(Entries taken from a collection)
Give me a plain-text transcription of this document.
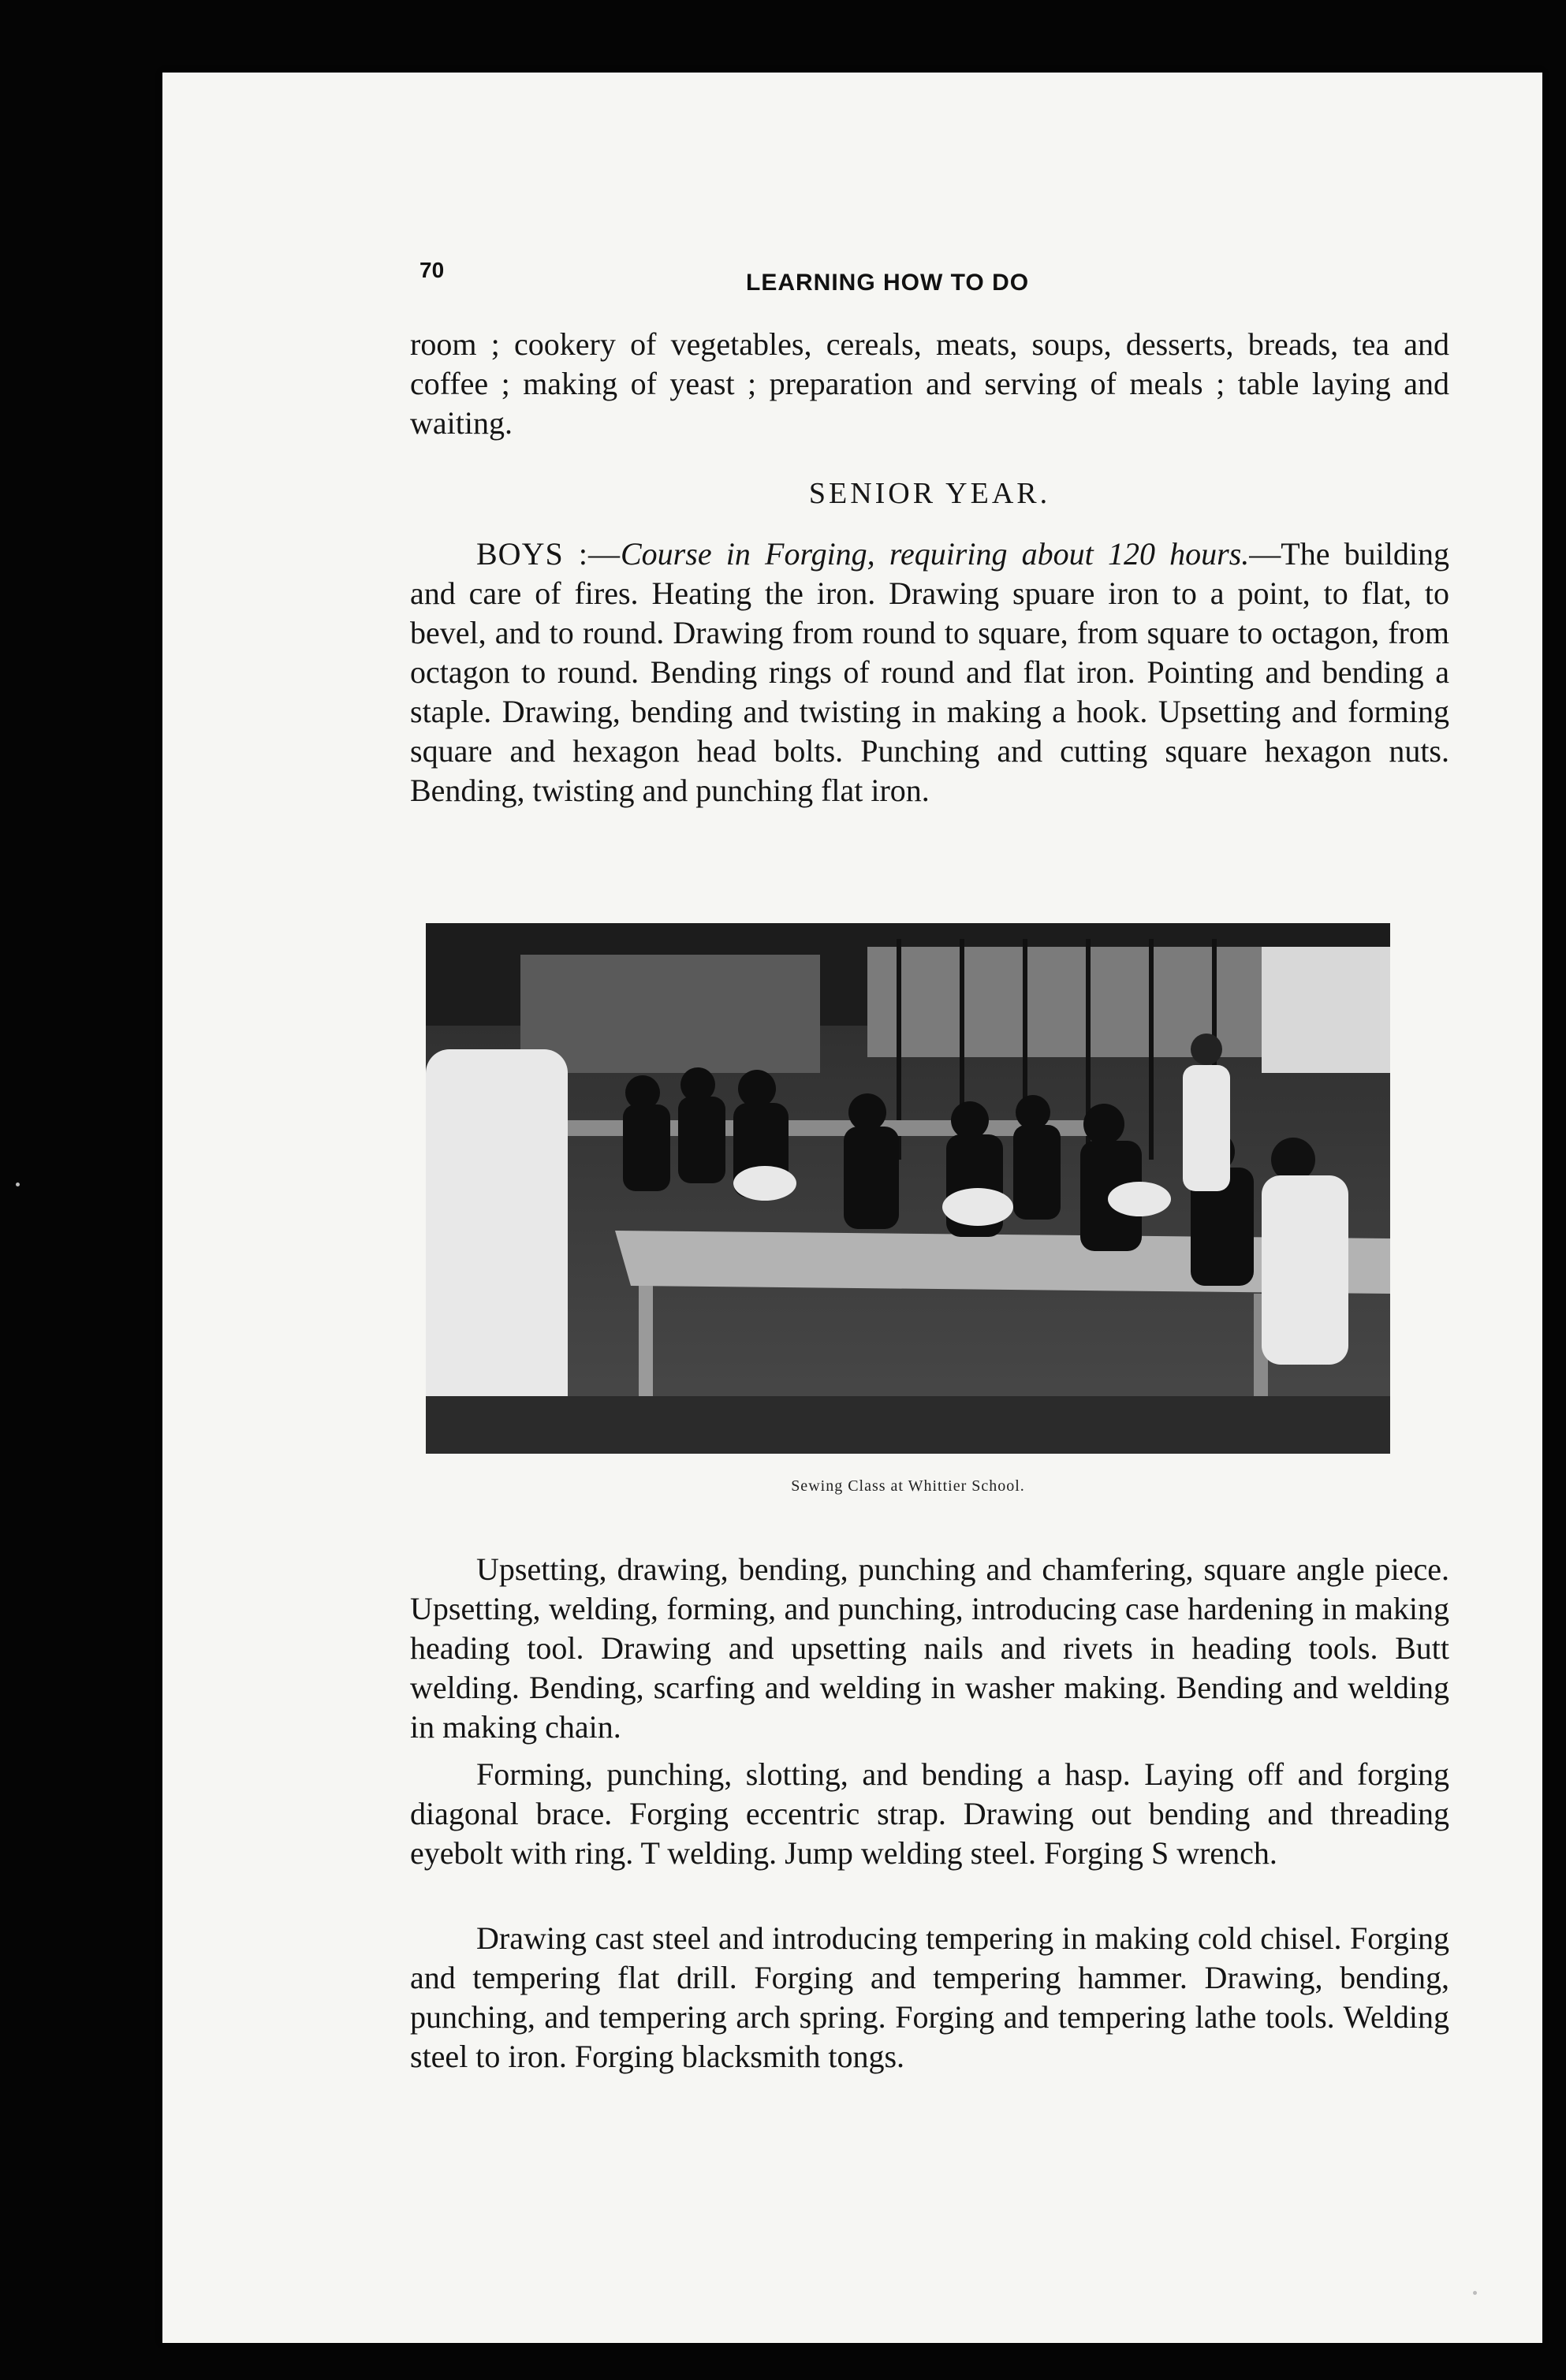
70	LEARNING HOW TO DO

room ; cookery of vegetables, cereals, meats, soups, desserts, breads, tea and coffee ; making of yeast ; preparation and serving of meals ; table laying and waiting.

SENIOR YEAR.

BOYS :—Course in Forging, requiring about 120 hours.—The building and care of fires. Heating the iron. Drawing spuare iron to a point, to flat, to bevel, and to round. Drawing from round to square, from square to octagon, from octagon to round. Bending rings of round and flat iron. Pointing and bending a staple. Drawing, bending and twisting in making a hook. Upsetting and forming square and hexagon head bolts. Punching and cutting square hexagon nuts. Bending, twisting and punching flat iron.

Sewing Class at Whittier School.

Upsetting, drawing, bending, punching and chamfering, square angle piece. Upsetting, welding, forming, and punching, introducing case hardening in making heading tool. Drawing and upsetting nails and rivets in heading tools. Butt welding. Bending, scarfing and welding in washer making. Bending and welding in making chain.

Forming, punching, slotting, and bending a hasp. Laying off and forging diagonal brace. Forging eccentric strap. Drawing out bending and threading eyebolt with ring. T welding. Jump welding steel. Forging S wrench.

Drawing cast steel and introducing tempering in making cold chisel. Forging and tempering flat drill. Forging and tempering hammer. Drawing, bending, punching, and tempering arch spring. Forging and tempering lathe tools. Welding steel to iron. Forging blacksmith tongs.
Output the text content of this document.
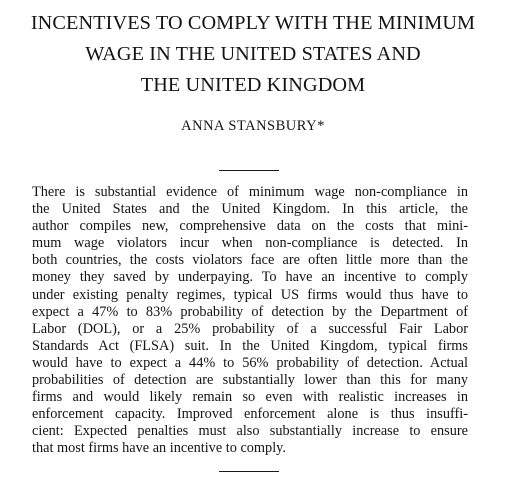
INCENTIVES TO COMPLY WITH THE MINIMUM
WAGE IN THE UNITED STATES AND
THE UNITED KINGDOM
ANNA STANSBURY*
There is substantial evidence of minimum wage non-compliance in
the United States and the United Kingdom. In this article, the
author compiles new, comprehensive data on the costs that mini-
mum wage violators incur when non-compliance is detected. In
both countries, the costs violators face are often little more than the
money they saved by underpaying. To have an incentive to comply
under existing penalty regimes, typical US firms would thus have to
expect a 47% to 83% probability of detection by the Department of
Labor (DOL), or a 25% probability of a successful Fair Labor
Standards Act (FLSA) suit. In the United Kingdom, typical firms
would have to expect a 44% to 56% probability of detection. Actual
probabilities of detection are substantially lower than this for many
firms and would likely remain so even with realistic increases in
enforcement capacity. Improved enforcement alone is thus insuffi-
cient: Expected penalties must also substantially increase to ensure
that most firms have an incentive to comply.
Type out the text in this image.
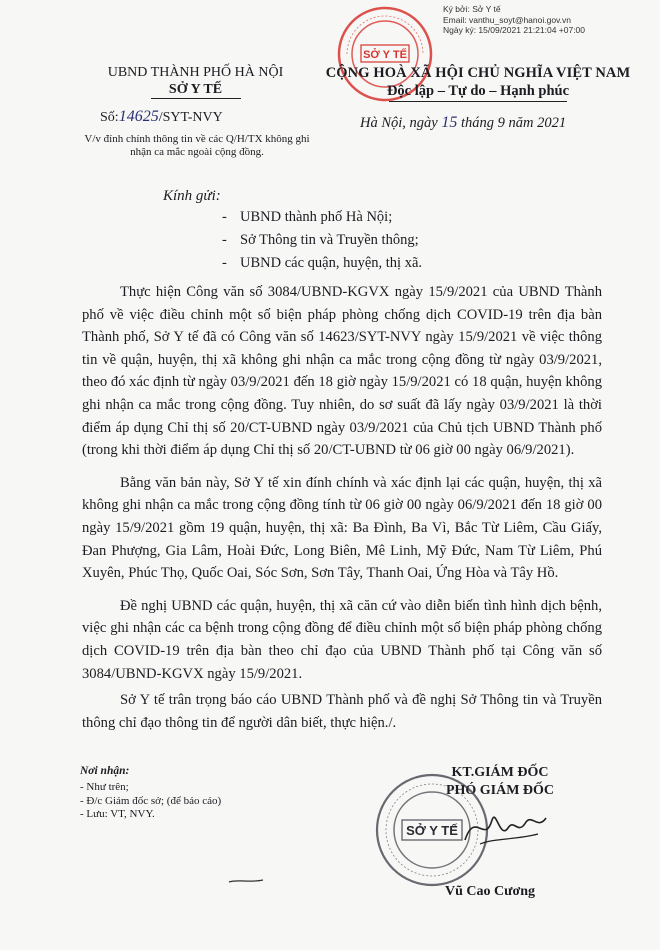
Ký bởi: Sở Y tế
Email: vanthu_soyt@hanoi.gov.vn
Ngày ký: 15/09/2021 21:21:04 +07:00
SỞ Y TẾ
UBND THÀNH PHỐ HÀ NỘI
SỞ Y TẾ
Số:14625/SYT-NVY
V/v đính chính thông tin về các Q/H/TX không ghi nhận ca mắc ngoài cộng đồng.
CỘNG HOÀ XÃ HỘI CHỦ NGHĨA VIỆT NAM
Độc lập – Tự do – Hạnh phúc
Hà Nội, ngày 15 tháng 9 năm 2021
Kính gửi:
- UBND thành phố Hà Nội;
- Sở Thông tin và Truyền thông;
- UBND các quận, huyện, thị xã.

Thực hiện Công văn số 3084/UBND-KGVX ngày 15/9/2021 của UBND Thành phố về việc điều chỉnh một số biện pháp phòng chống dịch COVID-19 trên địa bàn Thành phố, Sở Y tế đã có Công văn số 14623/SYT-NVY ngày 15/9/2021 về việc thông tin về quận, huyện, thị xã không ghi nhận ca mắc trong cộng đồng từ ngày 03/9/2021, theo đó xác định từ ngày 03/9/2021 đến 18 giờ ngày 15/9/2021 có 18 quận, huyện không ghi nhận ca mắc trong cộng đồng. Tuy nhiên, do sơ suất đã lấy ngày 03/9/2021 là thời điểm áp dụng Chỉ thị số 20/CT-UBND ngày 03/9/2021 của Chủ tịch UBND Thành phố (trong khi thời điểm áp dụng Chỉ thị số 20/CT-UBND từ 06 giờ 00 ngày 06/9/2021).

Bằng văn bản này, Sở Y tế xin đính chính và xác định lại các quận, huyện, thị xã không ghi nhận ca mắc trong cộng đồng tính từ 06 giờ 00 ngày 06/9/2021 đến 18 giờ 00 ngày 15/9/2021 gồm 19 quận, huyện, thị xã: Ba Đình, Ba Vì, Bắc Từ Liêm, Cầu Giấy, Đan Phượng, Gia Lâm, Hoài Đức, Long Biên, Mê Linh, Mỹ Đức, Nam Từ Liêm, Phú Xuyên, Phúc Thọ, Quốc Oai, Sóc Sơn, Sơn Tây, Thanh Oai, Ứng Hòa và Tây Hồ.

Đề nghị UBND các quận, huyện, thị xã căn cứ vào diễn biến tình hình dịch bệnh, việc ghi nhận các ca bệnh trong cộng đồng để điều chỉnh một số biện pháp phòng chống dịch COVID-19 trên địa bàn theo chỉ đạo của UBND Thành phố tại Công văn số 3084/UBND-KGVX ngày 15/9/2021.

Sở Y tế trân trọng báo cáo UBND Thành phố và đề nghị Sở Thông tin và Truyền thông chỉ đạo thông tin để người dân biết, thực hiện./.

Nơi nhận:
- Như trên;
- Đ/c Giám đốc sở; (để báo cáo)
- Lưu: VT, NVY.
KT.GIÁM ĐỐC
PHÓ GIÁM ĐỐC
SỞ Y TẾ
Vũ Cao Cương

[Given problem]
Scan the listing above and copy all lines containing the word "thus".

[Answer]
under existing penalty regimes, typical US firms would thus have to
enforcement capacity. Improved enforcement alone is thus insuffi-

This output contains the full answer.